_Written request_. Reproduce the entries exactly.

((

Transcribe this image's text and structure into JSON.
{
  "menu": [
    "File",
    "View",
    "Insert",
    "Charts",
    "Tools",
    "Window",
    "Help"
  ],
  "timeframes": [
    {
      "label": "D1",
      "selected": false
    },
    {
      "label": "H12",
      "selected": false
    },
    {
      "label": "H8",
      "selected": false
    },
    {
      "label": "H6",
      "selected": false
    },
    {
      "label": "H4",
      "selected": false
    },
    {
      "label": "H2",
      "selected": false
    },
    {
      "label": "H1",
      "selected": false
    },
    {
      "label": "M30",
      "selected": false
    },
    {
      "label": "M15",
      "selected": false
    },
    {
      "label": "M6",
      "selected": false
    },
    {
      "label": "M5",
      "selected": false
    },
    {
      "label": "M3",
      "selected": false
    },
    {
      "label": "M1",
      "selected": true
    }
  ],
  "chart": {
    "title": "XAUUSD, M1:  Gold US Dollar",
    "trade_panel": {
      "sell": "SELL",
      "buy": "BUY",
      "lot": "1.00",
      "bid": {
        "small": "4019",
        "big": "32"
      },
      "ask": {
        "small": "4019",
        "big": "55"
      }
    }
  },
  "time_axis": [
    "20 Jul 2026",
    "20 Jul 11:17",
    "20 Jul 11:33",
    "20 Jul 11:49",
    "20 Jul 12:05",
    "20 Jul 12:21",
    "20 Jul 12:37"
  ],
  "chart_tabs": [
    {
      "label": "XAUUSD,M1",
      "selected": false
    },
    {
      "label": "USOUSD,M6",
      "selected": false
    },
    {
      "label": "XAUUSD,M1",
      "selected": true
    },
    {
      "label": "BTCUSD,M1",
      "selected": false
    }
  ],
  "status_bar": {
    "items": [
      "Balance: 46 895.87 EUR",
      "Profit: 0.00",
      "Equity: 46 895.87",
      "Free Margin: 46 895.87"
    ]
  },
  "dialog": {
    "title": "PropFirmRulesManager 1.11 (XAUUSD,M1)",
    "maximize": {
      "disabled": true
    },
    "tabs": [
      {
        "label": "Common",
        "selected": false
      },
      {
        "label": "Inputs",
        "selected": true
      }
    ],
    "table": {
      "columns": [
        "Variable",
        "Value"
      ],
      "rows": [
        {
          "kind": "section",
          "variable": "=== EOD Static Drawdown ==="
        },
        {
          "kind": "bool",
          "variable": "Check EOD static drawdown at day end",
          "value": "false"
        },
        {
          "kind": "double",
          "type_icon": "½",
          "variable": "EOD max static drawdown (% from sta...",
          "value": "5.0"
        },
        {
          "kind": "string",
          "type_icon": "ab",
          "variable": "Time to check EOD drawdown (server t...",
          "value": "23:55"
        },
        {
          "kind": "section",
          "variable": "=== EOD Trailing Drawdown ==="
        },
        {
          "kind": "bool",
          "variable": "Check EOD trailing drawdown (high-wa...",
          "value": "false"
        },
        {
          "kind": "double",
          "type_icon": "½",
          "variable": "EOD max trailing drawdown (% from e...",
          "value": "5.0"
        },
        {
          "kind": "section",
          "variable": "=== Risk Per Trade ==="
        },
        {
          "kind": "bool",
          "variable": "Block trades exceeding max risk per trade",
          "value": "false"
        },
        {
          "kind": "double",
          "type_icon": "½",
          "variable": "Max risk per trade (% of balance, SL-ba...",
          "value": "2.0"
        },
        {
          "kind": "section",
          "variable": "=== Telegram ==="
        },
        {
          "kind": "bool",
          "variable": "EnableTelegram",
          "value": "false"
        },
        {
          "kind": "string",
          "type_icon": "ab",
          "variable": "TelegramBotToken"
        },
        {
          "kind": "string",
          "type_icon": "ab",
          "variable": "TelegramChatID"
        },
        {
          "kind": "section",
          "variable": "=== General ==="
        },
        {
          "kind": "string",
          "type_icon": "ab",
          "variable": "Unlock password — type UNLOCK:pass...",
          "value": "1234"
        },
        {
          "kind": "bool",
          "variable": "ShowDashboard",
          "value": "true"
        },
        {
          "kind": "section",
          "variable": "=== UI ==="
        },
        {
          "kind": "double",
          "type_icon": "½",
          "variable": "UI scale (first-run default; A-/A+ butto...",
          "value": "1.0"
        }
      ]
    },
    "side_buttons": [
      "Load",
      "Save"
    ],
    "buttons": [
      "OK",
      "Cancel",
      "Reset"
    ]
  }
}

))

_Solution to this task_.
Transcribe this image's text and structure into JSON.
{
  "menu": [
    "File",
    "View",
    "Insert",
    "Charts",
    "Tools",
    "Window",
    "Help"
  ],
  "timeframes": [
    {
      "label": "D1",
      "selected": false
    },
    {
      "label": "H12",
      "selected": false
    },
    {
      "label": "H8",
      "selected": false
    },
    {
      "label": "H6",
      "selected": false
    },
    {
      "label": "H4",
      "selected": false
    },
    {
      "label": "H2",
      "selected": false
    },
    {
      "label": "H1",
      "selected": false
    },
    {
      "label": "M30",
      "selected": false
    },
    {
      "label": "M15",
      "selected": false
    },
    {
      "label": "M6",
      "selected": false
    },
    {
      "label": "M5",
      "selected": false
    },
    {
      "label": "M3",
      "selected": false
    },
    {
      "label": "M1",
      "selected": true
    }
  ],
  "chart": {
    "title": "XAUUSD, M1:  Gold US Dollar",
    "trade_panel": {
      "sell": "SELL",
      "buy": "BUY",
      "lot": "1.00",
      "bid": {
        "small": "4019",
        "big": "32"
      },
      "ask": {
        "small": "4019",
        "big": "55"
      }
    }
  },
  "time_axis": [
    "20 Jul 2026",
    "20 Jul 11:17",
    "20 Jul 11:33",
    "20 Jul 11:49",
    "20 Jul 12:05",
    "20 Jul 12:21",
    "20 Jul 12:37"
  ],
  "chart_tabs": [
    {
      "label": "XAUUSD,M1",
      "selected": false
    },
    {
      "label": "USOUSD,M6",
      "selected": false
    },
    {
      "label": "XAUUSD,M1",
      "selected": true
    },
    {
      "label": "BTCUSD,M1",
      "selected": false
    }
  ],
  "status_bar": {
    "items": [
      "Balance: 46 895.87 EUR",
      "Profit: 0.00",
      "Equity: 46 895.87",
      "Free Margin: 46 895.87"
    ]
  },
  "dialog": {
    "title": "PropFirmRulesManager 1.11 (XAUUSD,M1)",
    "maximize": {
      "disabled": true
    },
    "tabs": [
      {
        "label": "Common",
        "selected": false
      },
      {
        "label": "Inputs",
        "selected": true
      }
    ],
    "table": {
      "columns": [
        "Variable",
        "Value"
      ],
      "rows": [
        {
          "kind": "section",
          "variable": "=== EOD Static Drawdown ==="
        },
        {
          "kind": "bool",
          "variable": "Check EOD static drawdown at day end",
          "value": "false"
        },
        {
          "kind": "double",
          "type_icon": "½",
          "variable": "EOD max static drawdown (% from sta...",
          "value": "5.0"
        },
        {
          "kind": "string",
          "type_icon": "ab",
          "variable": "Time to check EOD drawdown (server t...",
          "value": "23:55"
        },
        {
          "kind": "section",
          "variable": "=== EOD Trailing Drawdown ==="
        },
        {
          "kind": "bool",
          "variable": "Check EOD trailing drawdown (high-wa...",
          "value": "false"
        },
        {
          "kind": "double",
          "type_icon": "½",
          "variable": "EOD max trailing drawdown (% from e...",
          "value": "5.0"
        },
        {
          "kind": "section",
          "variable": "=== Risk Per Trade ==="
        },
        {
          "kind": "bool",
          "variable": "Block trades exceeding max risk per trade",
          "value": "false"
        },
        {
          "kind": "double",
          "type_icon": "½",
          "variable": "Max risk per trade (% of balance, SL-ba...",
          "value": "2.0"
        },
        {
          "kind": "section",
          "variable": "=== Telegram ==="
        },
        {
          "kind": "bool",
          "variable": "EnableTelegram",
          "value": "false"
        },
        {
          "kind": "string",
          "type_icon": "ab",
          "variable": "TelegramBotToken"
        },
        {
          "kind": "string",
          "type_icon": "ab",
          "variable": "TelegramChatID"
        },
        {
          "kind": "section",
          "variable": "=== General ==="
        },
        {
          "kind": "string",
          "type_icon": "ab",
          "variable": "Unlock password — type UNLOCK:pass...",
          "value": "1234"
        },
        {
          "kind": "bool",
          "variable": "ShowDashboard",
          "value": "true"
        },
        {
          "kind": "section",
          "variable": "=== UI ==="
        },
        {
          "kind": "double",
          "type_icon": "½",
          "variable": "UI scale (first-run default; A-/A+ butto...",
          "value": "1.0"
        }
      ]
    },
    "side_buttons": [
      "Load",
      "Save"
    ],
    "buttons": [
      "OK",
      "Cancel",
      "Reset"
    ]
  }
}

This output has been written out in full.